DIRECTIONS - Print every entry word for word, but omit the pictures.
___ MATERIAL TO PROCESS ___
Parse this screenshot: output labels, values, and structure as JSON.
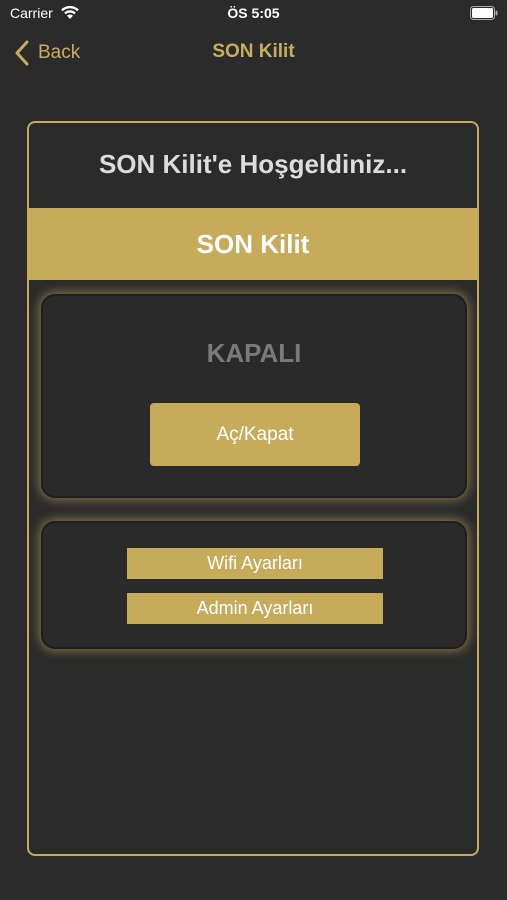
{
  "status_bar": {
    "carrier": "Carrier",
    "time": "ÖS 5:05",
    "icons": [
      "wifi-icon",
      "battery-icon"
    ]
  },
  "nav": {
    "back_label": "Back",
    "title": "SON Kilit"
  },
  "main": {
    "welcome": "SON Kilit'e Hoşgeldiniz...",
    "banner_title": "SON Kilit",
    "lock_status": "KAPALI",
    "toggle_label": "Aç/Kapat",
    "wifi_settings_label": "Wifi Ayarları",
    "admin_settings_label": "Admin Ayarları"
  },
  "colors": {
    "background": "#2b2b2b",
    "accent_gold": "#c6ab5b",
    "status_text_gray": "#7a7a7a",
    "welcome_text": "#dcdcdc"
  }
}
___
SOLUTION -
Parse this screenshot: output labels, values, and structure as JSON.
{
  "status_bar": {
    "carrier": "Carrier",
    "time": "ÖS 5:05",
    "icons": [
      "wifi-icon",
      "battery-icon"
    ]
  },
  "nav": {
    "back_label": "Back",
    "title": "SON Kilit"
  },
  "main": {
    "welcome": "SON Kilit'e Hoşgeldiniz...",
    "banner_title": "SON Kilit",
    "lock_status": "KAPALI",
    "toggle_label": "Aç/Kapat",
    "wifi_settings_label": "Wifi Ayarları",
    "admin_settings_label": "Admin Ayarları"
  },
  "colors": {
    "background": "#2b2b2b",
    "accent_gold": "#c6ab5b",
    "status_text_gray": "#7a7a7a",
    "welcome_text": "#dcdcdc"
  }
}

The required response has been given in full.